- [Written instruction]:
Output the lines that follow exactly as they are.

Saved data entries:
========

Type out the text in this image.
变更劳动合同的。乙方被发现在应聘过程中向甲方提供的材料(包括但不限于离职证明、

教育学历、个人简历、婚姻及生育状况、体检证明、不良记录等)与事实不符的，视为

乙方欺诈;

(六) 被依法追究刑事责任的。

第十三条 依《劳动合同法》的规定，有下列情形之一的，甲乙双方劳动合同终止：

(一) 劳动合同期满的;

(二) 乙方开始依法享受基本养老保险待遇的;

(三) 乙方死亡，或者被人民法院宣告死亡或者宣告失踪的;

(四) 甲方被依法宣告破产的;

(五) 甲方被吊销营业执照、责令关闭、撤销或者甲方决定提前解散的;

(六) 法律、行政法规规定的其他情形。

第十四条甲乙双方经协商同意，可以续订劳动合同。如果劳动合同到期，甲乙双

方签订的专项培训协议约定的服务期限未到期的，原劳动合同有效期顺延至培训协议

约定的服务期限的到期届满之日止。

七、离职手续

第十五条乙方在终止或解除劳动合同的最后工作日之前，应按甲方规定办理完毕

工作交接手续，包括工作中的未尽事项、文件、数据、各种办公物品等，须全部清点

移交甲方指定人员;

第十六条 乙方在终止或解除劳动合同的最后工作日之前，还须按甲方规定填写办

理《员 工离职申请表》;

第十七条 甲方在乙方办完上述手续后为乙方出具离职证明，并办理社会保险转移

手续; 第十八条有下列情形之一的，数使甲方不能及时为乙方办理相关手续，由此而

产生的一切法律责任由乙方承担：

========

- [Finished answer]:
Type out the text in this image.
变更劳动合同的。乙方被发现在应聘过程中向甲方提供的材料(包括但不限于离职证明、

教育学历、个人简历、婚姻及生育状况、体检证明、不良记录等)与事实不符的，视为

乙方欺诈;

(六) 被依法追究刑事责任的。

第十三条 依《劳动合同法》的规定，有下列情形之一的，甲乙双方劳动合同终止：

(一) 劳动合同期满的;

(二) 乙方开始依法享受基本养老保险待遇的;

(三) 乙方死亡，或者被人民法院宣告死亡或者宣告失踪的;

(四) 甲方被依法宣告破产的;

(五) 甲方被吊销营业执照、责令关闭、撤销或者甲方决定提前解散的;

(六) 法律、行政法规规定的其他情形。

第十四条甲乙双方经协商同意，可以续订劳动合同。如果劳动合同到期，甲乙双

方签订的专项培训协议约定的服务期限未到期的，原劳动合同有效期顺延至培训协议

约定的服务期限的到期届满之日止。

七、离职手续

第十五条乙方在终止或解除劳动合同的最后工作日之前，应按甲方规定办理完毕

工作交接手续，包括工作中的未尽事项、文件、数据、各种办公物品等，须全部清点

移交甲方指定人员;

第十六条 乙方在终止或解除劳动合同的最后工作日之前，还须按甲方规定填写办

理《员 工离职申请表》;

第十七条 甲方在乙方办完上述手续后为乙方出具离职证明，并办理社会保险转移

手续; 第十八条有下列情形之一的，数使甲方不能及时为乙方办理相关手续，由此而

产生的一切法律责任由乙方承担：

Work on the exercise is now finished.